▸ **Records about charts and figures**

»»

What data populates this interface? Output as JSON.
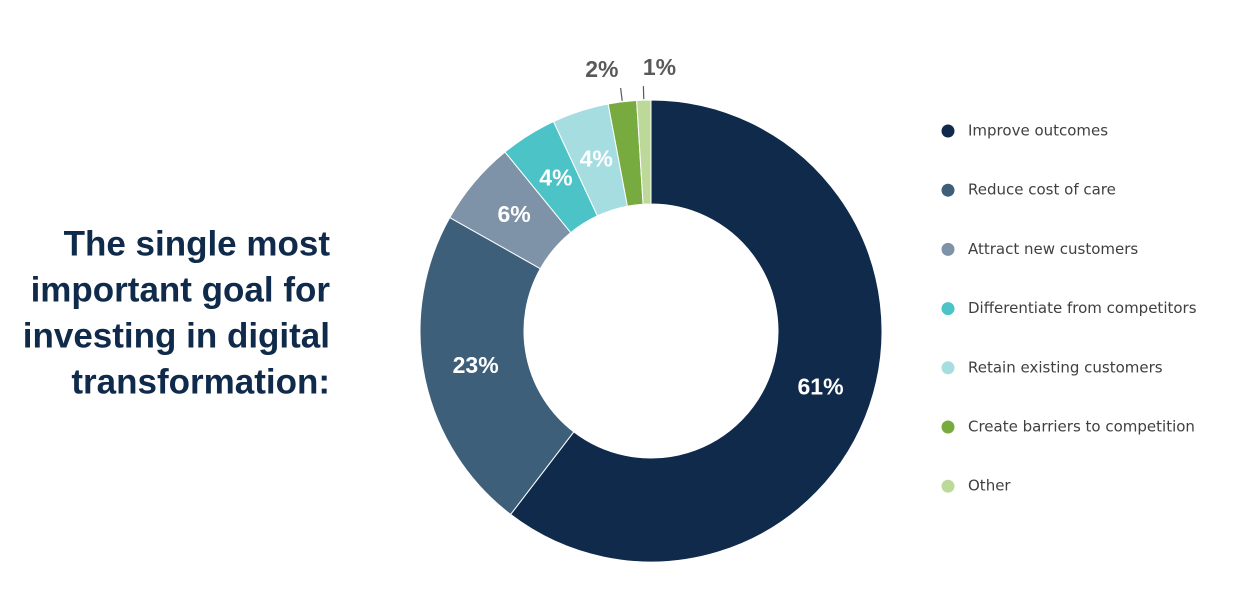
{
  "chart_data": {
    "type": "donut",
    "title": [
      "The single most",
      "important goal for",
      "investing in digital",
      "transformation:"
    ],
    "categories": [
      "Improve outcomes",
      "Reduce cost of care",
      "Attract new customers",
      "Differentiate from competitors",
      "Retain existing customers",
      "Create barriers to competition",
      "Other"
    ],
    "values": [
      61,
      23,
      6,
      4,
      4,
      2,
      1
    ],
    "value_labels": [
      "61%",
      "23%",
      "6%",
      "4%",
      "4%",
      "2%",
      "1%"
    ],
    "colors": [
      "#0f2a4a",
      "#3e5f7a",
      "#7f93a8",
      "#4cc3c7",
      "#a6dde1",
      "#77ab3f",
      "#bcd99a"
    ],
    "legend": "right"
  }
}
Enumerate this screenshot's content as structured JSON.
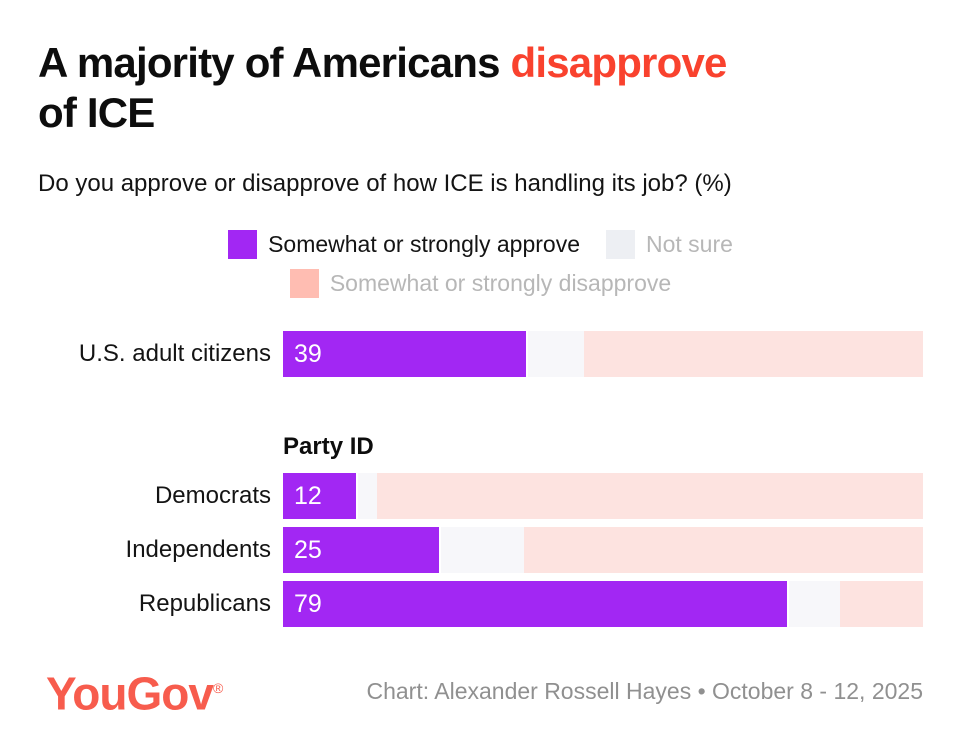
{
  "title": {
    "line1_pre": "A majority of Americans ",
    "highlight": "disapprove",
    "line2": "of ICE"
  },
  "subtitle": "Do you approve or disapprove of how ICE is handling its job? (%)",
  "legend": {
    "items": [
      {
        "label": "Somewhat or strongly approve",
        "swatch_color": "#A227F3",
        "text_color": "#141414"
      },
      {
        "label": "Not sure",
        "swatch_color": "#EDEFF3",
        "text_color": "#B7B7B7"
      },
      {
        "label": "Somewhat or strongly disapprove",
        "swatch_color": "#FFBDB2",
        "text_color": "#B7B7B7"
      }
    ]
  },
  "chart_data": {
    "type": "bar",
    "stacked": true,
    "orientation": "horizontal",
    "unit": "%",
    "title": "A majority of Americans disapprove of ICE",
    "question": "Do you approve or disapprove of how ICE is handling its job? (%)",
    "series_names": [
      "Somewhat or strongly approve",
      "Not sure",
      "Somewhat or strongly disapprove"
    ],
    "group_header": "Party ID",
    "value_labels_note": "only approve segment values are labeled on bars; not-sure and disapprove values estimated from segment widths",
    "rows": [
      {
        "label": "U.S. adult citizens",
        "approve": 39,
        "not_sure": 9,
        "disapprove": 54
      },
      {
        "label": "Democrats",
        "approve": 12,
        "not_sure": 3,
        "disapprove": 87
      },
      {
        "label": "Independents",
        "approve": 25,
        "not_sure": 13,
        "disapprove": 63
      },
      {
        "label": "Republicans",
        "approve": 79,
        "not_sure": 8,
        "disapprove": 13
      }
    ]
  },
  "colors": {
    "approve_bar": "#A227F3",
    "not_sure_bar": "#F7F7FA",
    "disapprove_bar": "#FDE3E0",
    "title_highlight": "#F9422E",
    "logo": "#F75C4D",
    "credit_text": "#909090",
    "bar_value_text": "#FFFFFF"
  },
  "footer": {
    "logo_text": "YouGov",
    "logo_reg_mark": "®",
    "credit": "Chart: Alexander Rossell Hayes • October 8 - 12, 2025"
  }
}
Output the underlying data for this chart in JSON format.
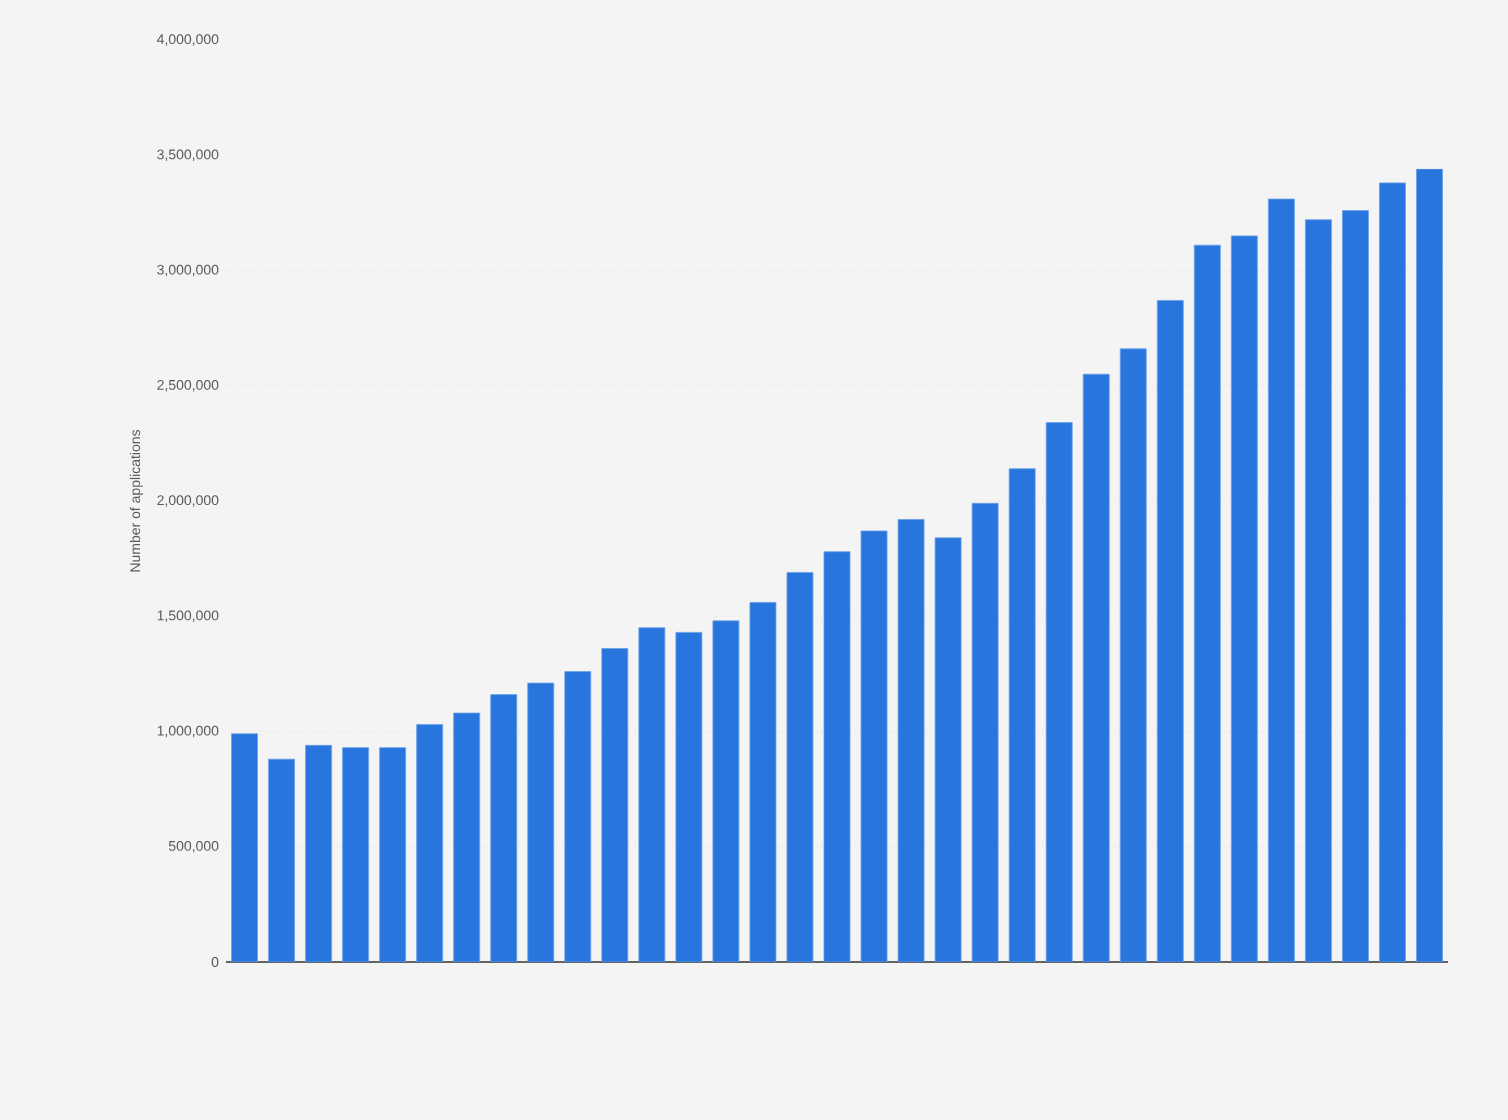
{
  "chart_data": {
    "type": "bar",
    "ylabel": "Number of applications",
    "categories": [
      null,
      null,
      null,
      null,
      null,
      null,
      null,
      null,
      null,
      null,
      null,
      null,
      null,
      null,
      null,
      null,
      null,
      null,
      null,
      null,
      null,
      null,
      null,
      null,
      null,
      null,
      null,
      null,
      null,
      null,
      null,
      null,
      null
    ],
    "values": [
      990000,
      880000,
      940000,
      930000,
      930000,
      1030000,
      1080000,
      1160000,
      1210000,
      1260000,
      1360000,
      1450000,
      1430000,
      1480000,
      1560000,
      1690000,
      1780000,
      1870000,
      1920000,
      1840000,
      1990000,
      2140000,
      2340000,
      2550000,
      2660000,
      2870000,
      3110000,
      3150000,
      3310000,
      3220000,
      3260000,
      3380000,
      3440000
    ],
    "color": "#2876dd",
    "ylim": [
      0,
      4000000
    ],
    "yticks": [
      {
        "value": 0,
        "label": "0"
      },
      {
        "value": 500000,
        "label": "500,000"
      },
      {
        "value": 1000000,
        "label": "1,000,000"
      },
      {
        "value": 1500000,
        "label": "1,500,000"
      },
      {
        "value": 2000000,
        "label": "2,000,000"
      },
      {
        "value": 2500000,
        "label": "2,500,000"
      },
      {
        "value": 3000000,
        "label": "3,000,000"
      },
      {
        "value": 3500000,
        "label": "3,500,000"
      },
      {
        "value": 4000000,
        "label": "4,000,000"
      }
    ],
    "grid": "y"
  }
}
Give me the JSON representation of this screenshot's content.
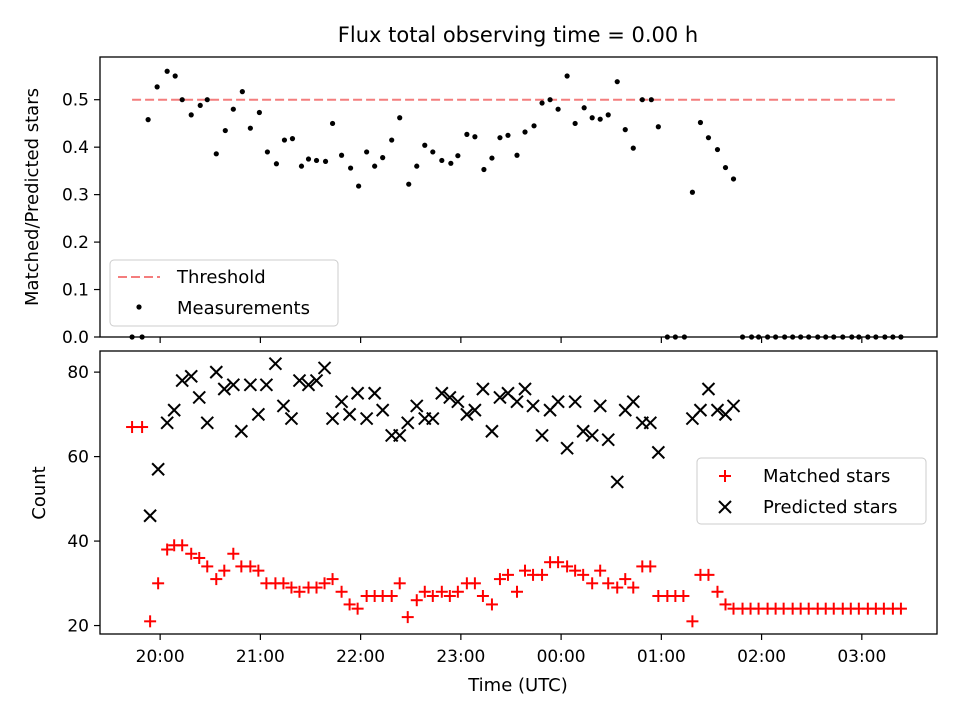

««

▸ **THE PROBLEM**
From the entries above, copy every line containing the word "screenshot".

▸ **RESULT OF THIS TASK**
Enumerate this screenshot's content as structured JSON.
Give me the JSON representation of this screenshot's content.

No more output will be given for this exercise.